▸ PROBLEM DESCRIPTION
Search the material for the string "grid", then return every line where it is found.

▸ DATA LINES
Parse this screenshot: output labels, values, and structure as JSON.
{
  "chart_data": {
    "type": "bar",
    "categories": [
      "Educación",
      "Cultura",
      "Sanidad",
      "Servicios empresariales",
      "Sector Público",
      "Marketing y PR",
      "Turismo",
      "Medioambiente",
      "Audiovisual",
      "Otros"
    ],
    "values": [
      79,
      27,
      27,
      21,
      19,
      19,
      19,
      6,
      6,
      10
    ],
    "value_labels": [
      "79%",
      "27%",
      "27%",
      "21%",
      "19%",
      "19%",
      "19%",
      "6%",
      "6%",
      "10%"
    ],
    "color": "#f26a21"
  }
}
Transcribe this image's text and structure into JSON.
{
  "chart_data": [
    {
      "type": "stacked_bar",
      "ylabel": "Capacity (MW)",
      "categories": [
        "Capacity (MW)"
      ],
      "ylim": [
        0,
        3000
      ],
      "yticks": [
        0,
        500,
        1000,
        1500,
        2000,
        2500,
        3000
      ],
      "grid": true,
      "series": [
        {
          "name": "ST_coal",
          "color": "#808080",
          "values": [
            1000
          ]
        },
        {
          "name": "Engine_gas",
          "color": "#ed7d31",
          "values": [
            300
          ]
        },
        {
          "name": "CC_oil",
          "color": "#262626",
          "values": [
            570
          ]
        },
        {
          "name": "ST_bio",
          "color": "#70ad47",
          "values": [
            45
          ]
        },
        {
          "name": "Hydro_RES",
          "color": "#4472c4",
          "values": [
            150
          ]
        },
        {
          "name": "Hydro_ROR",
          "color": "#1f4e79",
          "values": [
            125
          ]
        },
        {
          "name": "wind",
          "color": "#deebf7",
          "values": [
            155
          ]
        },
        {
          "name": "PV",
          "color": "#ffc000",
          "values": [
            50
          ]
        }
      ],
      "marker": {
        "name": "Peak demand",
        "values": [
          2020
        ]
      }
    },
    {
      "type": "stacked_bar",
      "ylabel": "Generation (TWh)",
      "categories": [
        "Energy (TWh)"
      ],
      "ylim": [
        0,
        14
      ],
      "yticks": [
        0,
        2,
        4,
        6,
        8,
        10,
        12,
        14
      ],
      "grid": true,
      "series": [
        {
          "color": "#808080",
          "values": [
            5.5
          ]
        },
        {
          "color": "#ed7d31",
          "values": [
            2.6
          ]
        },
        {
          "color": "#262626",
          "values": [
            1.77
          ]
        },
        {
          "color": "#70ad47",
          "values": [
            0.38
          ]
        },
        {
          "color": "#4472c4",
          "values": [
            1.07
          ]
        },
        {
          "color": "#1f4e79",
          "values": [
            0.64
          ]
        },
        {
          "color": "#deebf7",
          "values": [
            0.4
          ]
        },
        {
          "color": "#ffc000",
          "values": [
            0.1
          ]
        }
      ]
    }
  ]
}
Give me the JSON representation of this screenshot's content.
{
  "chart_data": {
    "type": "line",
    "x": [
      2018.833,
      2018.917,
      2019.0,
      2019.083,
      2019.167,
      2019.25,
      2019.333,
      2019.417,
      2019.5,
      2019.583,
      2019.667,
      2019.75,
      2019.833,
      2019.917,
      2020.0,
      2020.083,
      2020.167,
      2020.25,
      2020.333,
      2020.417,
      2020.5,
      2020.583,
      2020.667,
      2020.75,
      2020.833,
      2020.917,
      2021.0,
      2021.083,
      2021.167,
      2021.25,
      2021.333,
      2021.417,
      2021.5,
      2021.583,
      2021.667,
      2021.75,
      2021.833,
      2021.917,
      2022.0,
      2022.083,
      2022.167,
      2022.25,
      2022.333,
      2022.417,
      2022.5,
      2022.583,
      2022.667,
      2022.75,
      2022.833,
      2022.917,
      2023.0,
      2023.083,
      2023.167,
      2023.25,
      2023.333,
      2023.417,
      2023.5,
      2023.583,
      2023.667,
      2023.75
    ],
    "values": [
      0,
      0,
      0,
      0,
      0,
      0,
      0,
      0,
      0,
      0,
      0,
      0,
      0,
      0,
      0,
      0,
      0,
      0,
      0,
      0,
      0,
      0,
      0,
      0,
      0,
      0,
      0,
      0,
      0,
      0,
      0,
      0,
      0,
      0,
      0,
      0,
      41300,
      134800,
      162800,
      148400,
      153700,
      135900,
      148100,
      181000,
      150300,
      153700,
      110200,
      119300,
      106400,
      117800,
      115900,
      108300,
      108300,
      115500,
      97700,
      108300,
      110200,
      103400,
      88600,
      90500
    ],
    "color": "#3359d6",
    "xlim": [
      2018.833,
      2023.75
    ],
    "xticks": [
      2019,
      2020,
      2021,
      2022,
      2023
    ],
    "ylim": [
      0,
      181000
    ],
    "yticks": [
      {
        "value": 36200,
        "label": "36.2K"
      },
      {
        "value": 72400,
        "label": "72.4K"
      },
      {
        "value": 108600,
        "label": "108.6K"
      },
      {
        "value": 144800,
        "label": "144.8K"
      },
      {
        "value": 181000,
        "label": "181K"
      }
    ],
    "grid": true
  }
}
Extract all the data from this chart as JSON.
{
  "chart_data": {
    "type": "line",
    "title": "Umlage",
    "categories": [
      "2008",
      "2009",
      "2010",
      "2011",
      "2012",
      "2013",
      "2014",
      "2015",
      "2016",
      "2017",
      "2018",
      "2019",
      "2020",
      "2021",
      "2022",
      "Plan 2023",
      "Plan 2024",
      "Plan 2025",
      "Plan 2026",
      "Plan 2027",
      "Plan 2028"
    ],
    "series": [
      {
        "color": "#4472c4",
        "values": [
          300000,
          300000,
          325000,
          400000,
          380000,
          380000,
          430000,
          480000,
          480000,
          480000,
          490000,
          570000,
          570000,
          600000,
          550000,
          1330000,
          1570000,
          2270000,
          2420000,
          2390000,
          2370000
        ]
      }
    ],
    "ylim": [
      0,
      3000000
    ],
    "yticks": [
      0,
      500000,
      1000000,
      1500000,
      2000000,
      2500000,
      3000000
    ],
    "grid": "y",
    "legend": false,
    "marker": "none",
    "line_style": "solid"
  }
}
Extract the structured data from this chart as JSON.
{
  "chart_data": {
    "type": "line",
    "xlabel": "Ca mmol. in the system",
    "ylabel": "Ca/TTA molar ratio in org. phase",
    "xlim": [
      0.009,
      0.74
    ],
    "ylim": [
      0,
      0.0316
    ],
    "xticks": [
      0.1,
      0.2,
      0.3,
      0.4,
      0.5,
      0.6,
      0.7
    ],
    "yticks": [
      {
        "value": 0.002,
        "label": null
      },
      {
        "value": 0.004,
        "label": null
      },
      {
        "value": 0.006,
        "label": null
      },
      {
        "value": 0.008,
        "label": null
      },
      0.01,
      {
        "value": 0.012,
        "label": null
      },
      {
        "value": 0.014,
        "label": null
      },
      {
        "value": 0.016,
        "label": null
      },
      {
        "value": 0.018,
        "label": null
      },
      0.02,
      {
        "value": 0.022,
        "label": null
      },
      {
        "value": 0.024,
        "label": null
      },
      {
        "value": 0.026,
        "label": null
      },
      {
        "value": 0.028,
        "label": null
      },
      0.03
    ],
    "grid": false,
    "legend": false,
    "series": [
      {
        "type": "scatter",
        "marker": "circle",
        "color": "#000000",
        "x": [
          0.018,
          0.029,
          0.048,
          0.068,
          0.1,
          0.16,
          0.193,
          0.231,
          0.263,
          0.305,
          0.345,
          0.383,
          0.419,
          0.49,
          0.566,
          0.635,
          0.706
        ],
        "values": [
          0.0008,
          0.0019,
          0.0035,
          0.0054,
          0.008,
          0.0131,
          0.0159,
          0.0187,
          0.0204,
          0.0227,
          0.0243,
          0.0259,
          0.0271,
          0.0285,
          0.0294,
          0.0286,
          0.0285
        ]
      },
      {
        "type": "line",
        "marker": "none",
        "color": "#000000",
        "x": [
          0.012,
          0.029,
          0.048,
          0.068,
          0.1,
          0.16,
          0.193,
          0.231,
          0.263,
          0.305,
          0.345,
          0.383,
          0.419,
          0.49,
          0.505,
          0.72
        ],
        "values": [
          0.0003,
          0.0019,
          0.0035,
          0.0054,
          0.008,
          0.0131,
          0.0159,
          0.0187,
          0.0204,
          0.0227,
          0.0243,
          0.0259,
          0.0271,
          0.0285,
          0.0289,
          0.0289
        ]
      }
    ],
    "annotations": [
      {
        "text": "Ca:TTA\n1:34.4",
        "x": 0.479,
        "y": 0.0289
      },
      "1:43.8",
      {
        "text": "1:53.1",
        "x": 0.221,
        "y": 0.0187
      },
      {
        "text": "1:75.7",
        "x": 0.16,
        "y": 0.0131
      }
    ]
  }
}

▸ EXERCISE RESPONSE
      "grid": true,
      "grid": true,
    "grid": true
    "grid": "y",
    "grid": false,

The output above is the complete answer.